**Task brief:**
Below is a listing. Gather each line of it that contains "Annual".
** START OF Provided data **
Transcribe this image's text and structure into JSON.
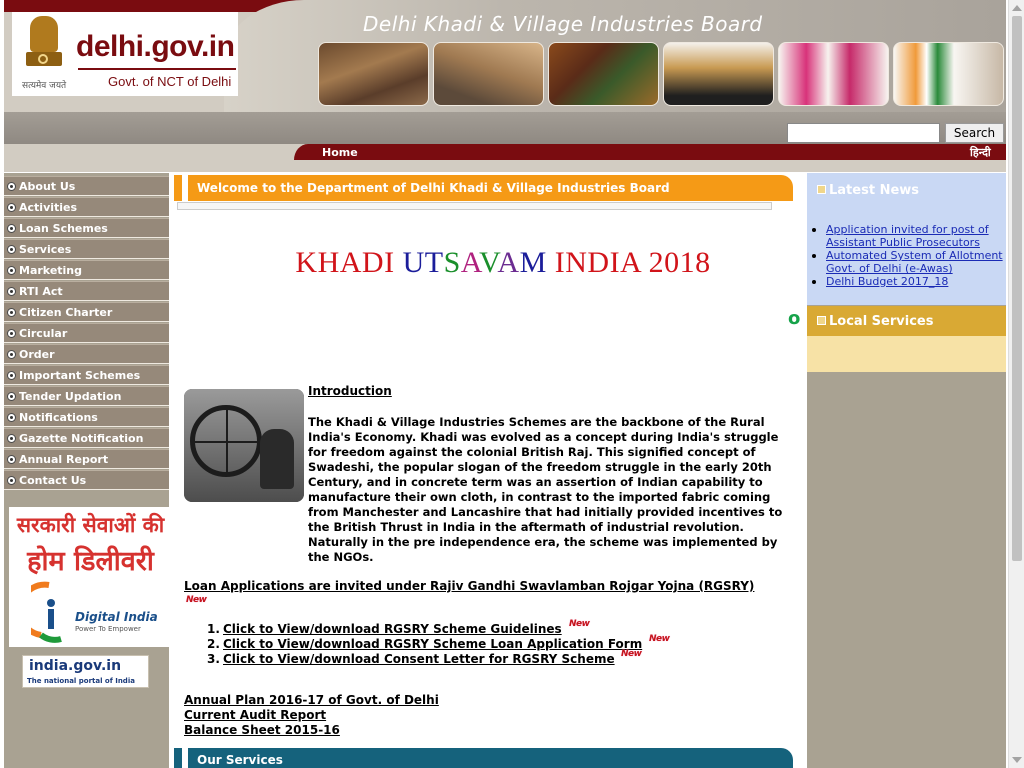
{
  "header": {
    "site_name": "delhi.gov.in",
    "site_sub": "Govt. of NCT of Delhi",
    "motto": "सत्यमेव जयते",
    "board_title": "Delhi Khadi & Village Industries Board",
    "search_button": "Search",
    "search_placeholder": "",
    "home": "Home",
    "hindi": "हिन्दी"
  },
  "nav": {
    "items": [
      {
        "label": "About Us"
      },
      {
        "label": "Activities"
      },
      {
        "label": "Loan Schemes"
      },
      {
        "label": "Services"
      },
      {
        "label": "Marketing"
      },
      {
        "label": "RTI Act"
      },
      {
        "label": "Citizen Charter"
      },
      {
        "label": "Circular"
      },
      {
        "label": "Order"
      },
      {
        "label": "Important Schemes"
      },
      {
        "label": "Tender Updation"
      },
      {
        "label": "Notifications"
      },
      {
        "label": "Gazette Notification"
      },
      {
        "label": "Annual Report"
      },
      {
        "label": "Contact Us"
      }
    ]
  },
  "banners": {
    "hd_line1": "सरकारी सेवाओं की",
    "hd_line2": "होम डिलीवरी",
    "digital_india": "Digital India",
    "digital_india_sub": "Power To Empower",
    "india_gov": "india.gov.in",
    "india_gov_sub": "The national portal of India"
  },
  "main": {
    "welcome": "Welcome to the Department of Delhi Khadi & Village Industries Board",
    "khadi_title": {
      "part1": "KHADI ",
      "part2": "U",
      "part3": "T",
      "part4": "S",
      "part5": "A",
      "part6": "V",
      "part7": "A",
      "part8": "M",
      "part9": " INDIA 2018"
    },
    "marquee_char": "o",
    "intro_heading": "Introduction",
    "intro_body": "The Khadi & Village Industries Schemes are the backbone of the Rural India's Economy. Khadi was evolved as a concept during India's struggle for freedom against the colonial British Raj. This signified concept of Swadeshi, the popular slogan of the freedom struggle in the early 20th Century, and in concrete term was an assertion of Indian capability to manufacture their own cloth, in contrast to the imported fabric coming from Manchester and Lancashire that had initially provided incentives to the British Thrust in India in the aftermath of industrial revolution. Naturally in the pre independence era, the scheme was implemented by the NGOs.",
    "rgsry_link": "Loan Applications are invited under Rajiv Gandhi Swavlamban Rojgar Yojna (RGSRY)",
    "new_badge": "New",
    "rgsry_items": [
      {
        "num": "1.",
        "label": "Click to View/download RGSRY Scheme Guidelines"
      },
      {
        "num": "2.",
        "label": "Click to View/download RGSRY Scheme Loan Application Form"
      },
      {
        "num": "3.",
        "label": "Click to View/download Consent Letter for RGSRY Scheme"
      }
    ],
    "doc_links": [
      "Annual Plan 2016-17 of Govt. of Delhi",
      "Current  Audit  Report",
      "Balance Sheet 2015-16"
    ],
    "services_heading": "Our Services"
  },
  "right": {
    "news_heading": "Latest News",
    "news": [
      "Application invited for post of Assistant Public Prosecutors",
      "Automated System of Allotment Govt. of Delhi (e-Awas)",
      "Delhi Budget 2017_18"
    ],
    "local_heading": "Local Services"
  },
  "colors": {
    "maroon": "#7a0c10",
    "nav_bg": "#96897a",
    "welcome_orange": "#f59a16",
    "services_teal": "#15627c",
    "news_blue": "#c9d8f4",
    "local_gold": "#d9a934"
  }
}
** END OF Provided data **
**Response:**
        "label": "Annual Report"
      "Annual Plan 2016-17 of Govt. of Delhi",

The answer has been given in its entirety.